=== What you need to do ===
Write out the listing below exactly, and omit any images you find in it.

-------- Extracted data --------

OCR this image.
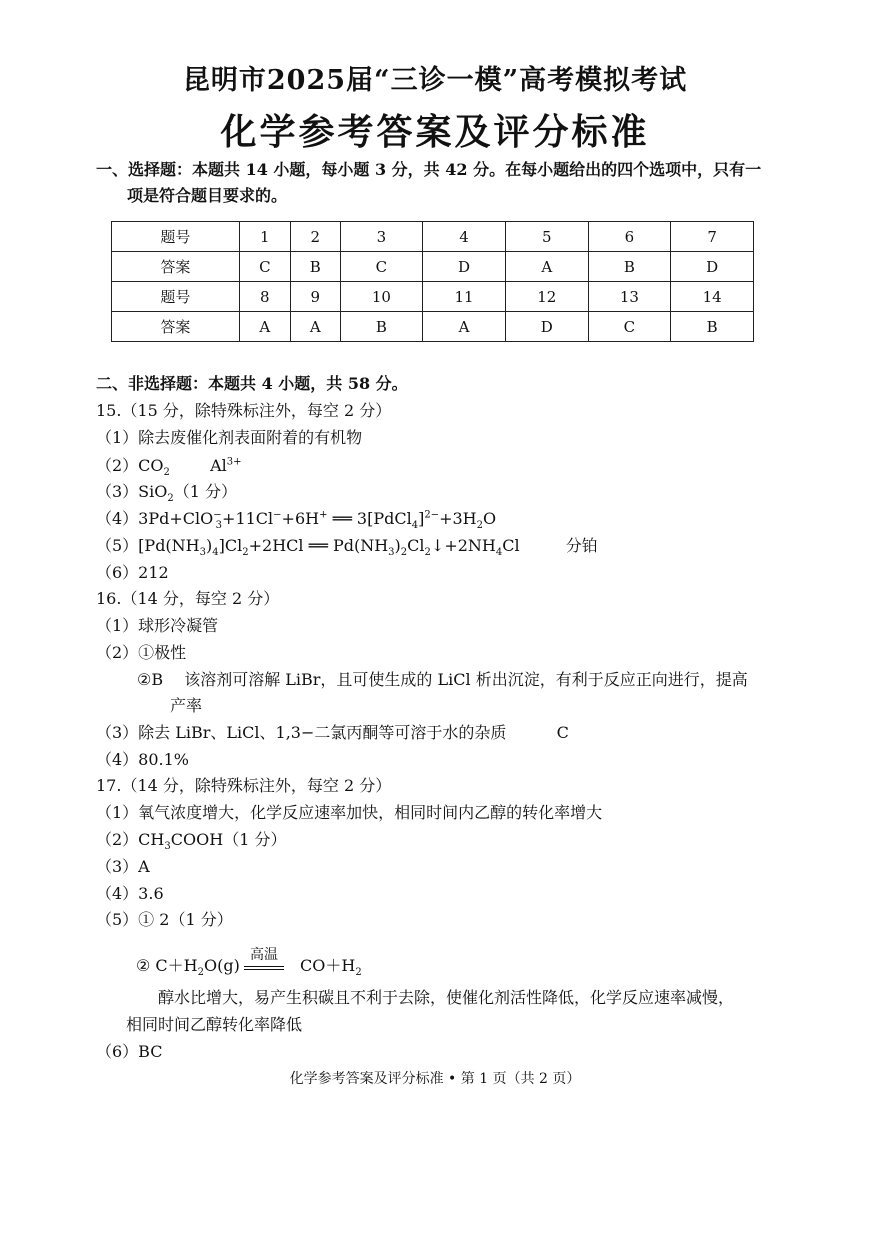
昆明市2025届“三诊一模”高考模拟考试
化学参考答案及评分标准
一、选择题：本题共 14 小题，每小题 3 分，共 42 分。在每小题给出的四个选项中，只有一
项是符合题目要求的。
题号	1	2	3	4	5	6	7
答案	C	B	C	D	A	B	D
题号	8	9	10	11	12	13	14
答案	A	A	B	A	D	C	B
二、非选择题：本题共 4 小题，共 58 分。
15.（15 分，除特殊标注外，每空 2 分）
（1）除去废催化剂表面附着的有机物
$(2)CO_2$	$Al^{3+}$
（3）SiO$_2$（1 分）
（4）3Pd+ClO−$_3$+11Cl−+6H+ ══ $3[PdCl_4]^{2-}+3H_2O$
$(5)[Pd(NH_3)_4]Cl_2+2HCl$ ══ $Pd(NH_3)_2Cl_2↓+2NH_4Cl$	分铂
（6）212
16.（14 分，每空 2 分）
（1）球形冷凝管
（2）①极性
②B　 该溶剂可溶解 LiBr，且可使生成的 LiCl 析出沉淀，有利于反应正向进行，提高
产率
（3）除去 LiBr、LiCl、1,3−二氯丙酮等可溶于水的杂质	C
（4）80.1%
17.（14 分，除特殊标注外，每空 2 分）
（1）氧气浓度增大，化学反应速率加快，相同时间内乙醇的转化率增大
$(2)CH_3COOH(1$ 分）
（3）A
（4）3.6
（5）① 2（1 分）
② $C+H_2O(g)$	$CO+H_2$
高温
醇水比增大，易产生积碳且不利于去除，使催化剂活性降低，化学反应速率减慢，
相同时间乙醇转化率降低
（6）BC
化学参考答案及评分标准 • 第 1 页（共 2 页）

--------

=== Problem solution ===
OCR this image.
昆明市2025届“三诊一模”高考模拟考试
化学参考答案及评分标准
一、选择题：本题共 14 小题，每小题 3 分，共 42 分。在每小题给出的四个选项中，只有一
项是符合题目要求的。
题号	1	2	3	4	5	6	7
答案	C	B	C	D	A	B	D
题号	8	9	10	11	12	13	14
答案	A	A	B	A	D	C	B
二、非选择题：本题共 4 小题，共 58 分。
15.（15 分，除特殊标注外，每空 2 分）
（1）除去废催化剂表面附着的有机物
$(2)CO_2$	$Al^{3+}$
（3）SiO$_2$（1 分）
（4）3Pd+ClO−$_3$+11Cl−+6H+ ══ $3[PdCl_4]^{2-}+3H_2O$
$(5)[Pd(NH_3)_4]Cl_2+2HCl$ ══ $Pd(NH_3)_2Cl_2↓+2NH_4Cl$	分铂
（6）212
16.（14 分，每空 2 分）
（1）球形冷凝管
（2）①极性
②B　 该溶剂可溶解 LiBr，且可使生成的 LiCl 析出沉淀，有利于反应正向进行，提高
产率
（3）除去 LiBr、LiCl、1,3−二氯丙酮等可溶于水的杂质	C
（4）80.1%
17.（14 分，除特殊标注外，每空 2 分）
（1）氧气浓度增大，化学反应速率加快，相同时间内乙醇的转化率增大
$(2)CH_3COOH(1$ 分）
（3）A
（4）3.6
（5）① 2（1 分）
② $C+H_2O(g)$	$CO+H_2$
高温
醇水比增大，易产生积碳且不利于去除，使催化剂活性降低，化学反应速率减慢，
相同时间乙醇转化率降低
（6）BC
化学参考答案及评分标准 • 第 1 页（共 2 页）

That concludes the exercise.